▸ EXERCISE
Every record here should be printed again exactly.

#####

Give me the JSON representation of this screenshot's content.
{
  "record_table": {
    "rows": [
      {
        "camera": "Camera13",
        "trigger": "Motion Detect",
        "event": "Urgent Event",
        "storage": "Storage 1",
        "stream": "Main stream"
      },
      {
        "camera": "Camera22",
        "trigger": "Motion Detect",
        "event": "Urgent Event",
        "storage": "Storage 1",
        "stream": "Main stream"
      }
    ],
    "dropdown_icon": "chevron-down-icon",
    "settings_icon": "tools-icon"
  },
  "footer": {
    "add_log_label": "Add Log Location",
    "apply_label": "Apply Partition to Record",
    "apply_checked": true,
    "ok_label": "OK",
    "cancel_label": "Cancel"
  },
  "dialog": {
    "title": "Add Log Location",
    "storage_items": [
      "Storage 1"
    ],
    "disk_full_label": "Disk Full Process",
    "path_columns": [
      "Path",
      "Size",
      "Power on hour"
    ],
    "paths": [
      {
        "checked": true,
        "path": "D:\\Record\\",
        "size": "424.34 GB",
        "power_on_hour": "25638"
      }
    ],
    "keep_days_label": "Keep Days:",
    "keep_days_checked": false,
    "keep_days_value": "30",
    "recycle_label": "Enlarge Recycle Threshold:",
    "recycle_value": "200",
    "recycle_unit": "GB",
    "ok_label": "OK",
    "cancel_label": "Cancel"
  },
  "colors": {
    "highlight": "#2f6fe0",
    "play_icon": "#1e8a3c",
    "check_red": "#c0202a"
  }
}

#####

▸ WRITTEN ANSWER
Give me the JSON representation of this screenshot's content.
{
  "record_table": {
    "rows": [
      {
        "camera": "Camera13",
        "trigger": "Motion Detect",
        "event": "Urgent Event",
        "storage": "Storage 1",
        "stream": "Main stream"
      },
      {
        "camera": "Camera22",
        "trigger": "Motion Detect",
        "event": "Urgent Event",
        "storage": "Storage 1",
        "stream": "Main stream"
      }
    ],
    "dropdown_icon": "chevron-down-icon",
    "settings_icon": "tools-icon"
  },
  "footer": {
    "add_log_label": "Add Log Location",
    "apply_label": "Apply Partition to Record",
    "apply_checked": true,
    "ok_label": "OK",
    "cancel_label": "Cancel"
  },
  "dialog": {
    "title": "Add Log Location",
    "storage_items": [
      "Storage 1"
    ],
    "disk_full_label": "Disk Full Process",
    "path_columns": [
      "Path",
      "Size",
      "Power on hour"
    ],
    "paths": [
      {
        "checked": true,
        "path": "D:\\Record\\",
        "size": "424.34 GB",
        "power_on_hour": "25638"
      }
    ],
    "keep_days_label": "Keep Days:",
    "keep_days_checked": false,
    "keep_days_value": "30",
    "recycle_label": "Enlarge Recycle Threshold:",
    "recycle_value": "200",
    "recycle_unit": "GB",
    "ok_label": "OK",
    "cancel_label": "Cancel"
  },
  "colors": {
    "highlight": "#2f6fe0",
    "play_icon": "#1e8a3c",
    "check_red": "#c0202a"
  }
}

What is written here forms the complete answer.